# Cow Hocks and how much do they limit performance?



## dbarabians (May 21, 2011)

I ahve a 16 month old Arabian colt that is extremely cow hocked.
I understand that slight cow hocks are pretty prevelant in the horse population and arnet really that problematic in most horses.
I have sold this colt before when he was only a few days old. I accepted a deposit and the man never finished paying him off.
Now he wants the colt again with the stipulation that he not be gelded. He simply thinks its cruel and unnecessary.
I am hesitant to sell the colt to him not only because as a new horse owner he has no idea how to handle a stallion.
My issue now is that I do not want the colt to pass on the defect to any foals he may produce.
I do not have any colts gelded before they are two.
My question is this. If i keep the colt and sell him to someone else what can I truthfully say this colt can do. Besides just be a trail horse or used for pleasure.
I understand that corrective trimm ing and shoeing can be used to reduce the problems with cowhocks and improve performance.
He is pretty cow hocked though and besides selling him as a pleasure horse what else can I promote him as.
He has a very typey head and everything else looks good.
If it were not for the cowhocks I might consider keeping him intact and selling him as a stallion prospect. He has good babson breeding that is hard to find and in the percentage he carries.
Any suggestion I will be eternally grateful for. 
I have never seen such a cow hocked horse in my entire life. Shalom


----------



## DraftyAiresMum (Jun 1, 2011)

He could do English or western pleasure. I wouldn't promote him as a sporthorse for jumping, eventing or any of the strenuous western games/disciplines. And I definitely wouldn't sell him to someone who isn't going to geld him. 

All horses are cowhocked to a small degree. They are supposed to be for their hips to function properly. It's only the extreme cases that are detrimental and should be taken into account.
_Posted via Mobile Device_


----------



## natisha (Jan 11, 2011)

I would say that regardless of who buys him he should be gelded first.

I've seen some pretty wonky legs that seem to hold up just fine for moderate work. That's not something you'd want on a stallion with your name attached to though.
I hope he finds a good home.


----------



## dbarabians (May 21, 2011)

I am in no hurry to sell him and due to his cow hocks I will probably geld him before he is sold.
He is going to be a very typey beautiful horse and except for the cow hocks has the requirements to be a good halter horse.
So I will advertise him as a western and english pleasure prospect.
I do know that most horses are cowhocked . I am just concerned about finding a good home for him.
He was sold at first for 1500. Now I might have to come down a little but with the deposit and payments I will still get more than the original price. Shalom


----------



## Spotted (Sep 19, 2012)

I would geld him If you were the breeder, Or state that you recommend gelding him and not being sold as a stallion prospect in the bill of sale and keep a copy for yourself. IDK just my opinion.


----------



## Cherie (Dec 16, 2010)

I have not raised any Arabians for many years. Back when I raised them, I would sell them as geldings and have their registration papers reflect that they were geldings. Then, the buyer MUST geld them as the AHC would not register any foals to them.

I do the same thing now with AQHA colts. If you register one as a gelding, AQHA will not accept a stallion report or a Breeders' Certificate for that horse later on.

——————————

§ Goals:
(1) Write out a passage of the cow hocks thread, beginning at the words "## Spotted (Sep" and stopping after "(Dec 16, 2010)".
(2) For each statement, state whether the cow hocks thread supports it, answering yes or no and quoting the deciding words of the thread: (a) The colt was first sold for 1500. (b) DraftyAiresMum would promote the colt for eventing. (c) Cherie is still raising Arabians.
(3) Extend the cow hocks thread, starting after its final sentence.
The material after the cow hocks thread is not needed.

§ Dataset excerpts:
——————————

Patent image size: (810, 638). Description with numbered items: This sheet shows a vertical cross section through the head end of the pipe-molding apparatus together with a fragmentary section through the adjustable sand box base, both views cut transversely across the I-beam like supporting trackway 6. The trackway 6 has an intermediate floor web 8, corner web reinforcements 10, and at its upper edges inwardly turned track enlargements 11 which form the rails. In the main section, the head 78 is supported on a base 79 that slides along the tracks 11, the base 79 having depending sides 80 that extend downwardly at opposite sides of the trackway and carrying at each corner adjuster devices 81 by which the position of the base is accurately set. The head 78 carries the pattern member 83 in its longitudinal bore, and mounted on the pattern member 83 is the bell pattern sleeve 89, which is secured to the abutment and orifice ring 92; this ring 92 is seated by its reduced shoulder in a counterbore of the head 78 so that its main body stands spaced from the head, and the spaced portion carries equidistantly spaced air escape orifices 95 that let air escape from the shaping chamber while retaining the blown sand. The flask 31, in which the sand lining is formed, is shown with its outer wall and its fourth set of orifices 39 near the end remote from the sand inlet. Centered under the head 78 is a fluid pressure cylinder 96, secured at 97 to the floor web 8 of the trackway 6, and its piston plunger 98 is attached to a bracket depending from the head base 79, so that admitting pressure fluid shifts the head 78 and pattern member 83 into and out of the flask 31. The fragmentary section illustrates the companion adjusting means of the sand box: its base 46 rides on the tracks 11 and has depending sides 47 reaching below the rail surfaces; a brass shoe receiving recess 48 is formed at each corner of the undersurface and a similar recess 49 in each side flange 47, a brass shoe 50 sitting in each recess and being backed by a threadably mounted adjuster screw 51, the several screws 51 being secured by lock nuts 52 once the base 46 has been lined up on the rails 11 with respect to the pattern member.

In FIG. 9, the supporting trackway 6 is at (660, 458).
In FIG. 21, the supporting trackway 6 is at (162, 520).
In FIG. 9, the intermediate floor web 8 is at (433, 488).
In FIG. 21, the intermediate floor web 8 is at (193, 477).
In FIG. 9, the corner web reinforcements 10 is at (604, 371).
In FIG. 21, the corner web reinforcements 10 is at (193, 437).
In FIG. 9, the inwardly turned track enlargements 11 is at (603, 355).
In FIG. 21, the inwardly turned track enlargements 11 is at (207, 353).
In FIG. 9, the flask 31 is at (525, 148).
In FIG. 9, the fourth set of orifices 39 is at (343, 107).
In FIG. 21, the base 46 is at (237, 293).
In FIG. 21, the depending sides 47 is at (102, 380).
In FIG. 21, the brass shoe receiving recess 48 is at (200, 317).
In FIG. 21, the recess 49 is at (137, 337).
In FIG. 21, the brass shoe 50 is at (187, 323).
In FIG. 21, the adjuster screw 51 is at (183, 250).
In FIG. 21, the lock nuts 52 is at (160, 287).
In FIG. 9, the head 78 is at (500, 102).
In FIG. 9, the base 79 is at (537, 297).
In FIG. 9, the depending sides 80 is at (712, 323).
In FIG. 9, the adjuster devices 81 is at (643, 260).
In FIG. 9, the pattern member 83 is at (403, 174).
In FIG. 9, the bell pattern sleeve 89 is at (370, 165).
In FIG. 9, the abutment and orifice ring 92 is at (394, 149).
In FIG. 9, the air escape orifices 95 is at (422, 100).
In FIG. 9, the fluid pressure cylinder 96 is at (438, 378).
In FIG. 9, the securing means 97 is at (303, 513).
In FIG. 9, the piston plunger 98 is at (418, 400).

——————————

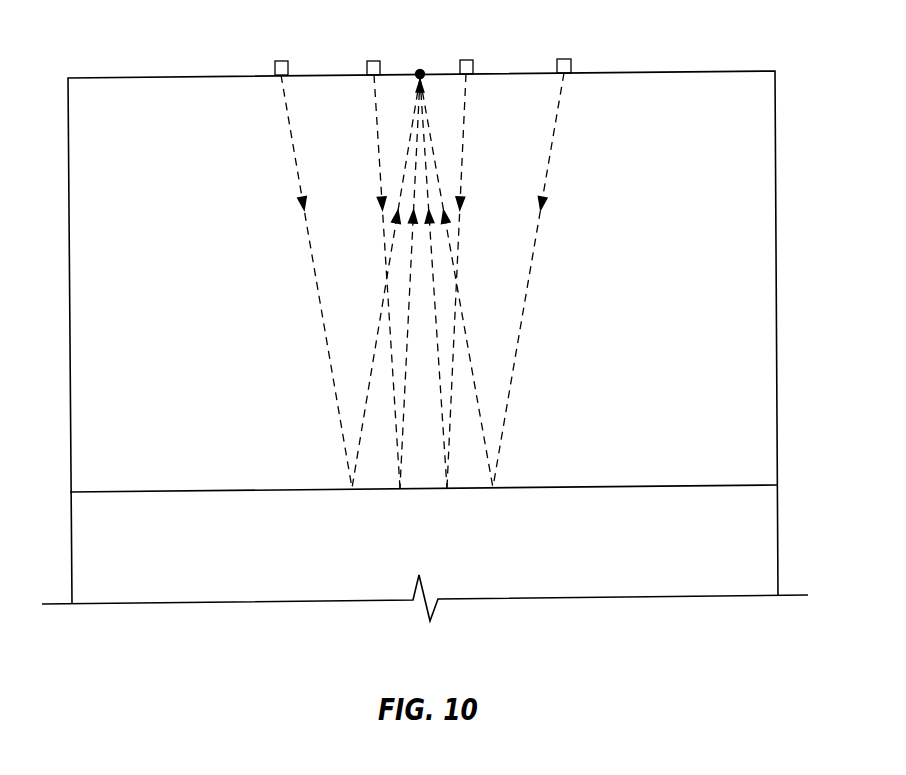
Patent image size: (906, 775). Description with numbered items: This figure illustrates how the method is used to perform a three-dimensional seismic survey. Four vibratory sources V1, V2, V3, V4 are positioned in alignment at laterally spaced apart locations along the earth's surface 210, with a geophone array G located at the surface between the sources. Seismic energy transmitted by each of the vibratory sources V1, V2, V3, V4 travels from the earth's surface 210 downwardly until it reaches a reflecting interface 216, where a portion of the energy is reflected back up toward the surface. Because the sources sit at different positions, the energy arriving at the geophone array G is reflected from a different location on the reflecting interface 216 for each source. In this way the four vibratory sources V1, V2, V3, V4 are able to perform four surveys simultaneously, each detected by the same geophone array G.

——————————

§ Outputs by task:
(1)
## Spotted (Sep 19, 2012)

I would geld him If you were the breeder, Or state that you recommend gelding him and not being sold as a stallion prospect in the bill of sale and keep a copy for yourself. IDK just my opinion.


----------



## Cherie (Dec 16, 2010)

(2)
(a) Yes: "He was sold at first for 1500."
(b) No: "I wouldn't promote him as a sporthorse for jumping, eventing or any of the strenuous western games/disciplines."
(c) No: "I have not raised any Arabians for many years."

(3)
As for the cow hock, you are asking for severe problems if you use any corrective trimming on one that is over 6 months old. Cow hocks do not change much even when trimmed as babies. I have ridden a lot of cow hocked Arabians. They would all come that way if they had not been selectively bred so hard for the last 50 years to get straight QH looking hind legs.

When a horse is short backed like Arabians are, the cow hocks let them travel wide behind so they do not over-reach and grab themselves. When I was showing Arabians back in the 60s and 70s, I would get in Arabians to train and nearly all of them had been trimmed high on the inside to make them 'look' less cow-hocked. A lot of them would over-reach. I would have them trimmed level by taking off all of that extra inside hoof and they would never hit themselves again. 

I did not find cow hocks to be weaker unless they were real small and poorly formed or were also real sickle-hocked. Then, they were very prone to develop curbs.

I used to geld Arabian colts before they were a year old just like I do my QH colts now. As long as they are dropped, I cannot see one bit of difference in development other than having them develop less crest and having cleaner necks and throat-latches. For me, that is always a good thing.


----------



## rookie (May 14, 2012)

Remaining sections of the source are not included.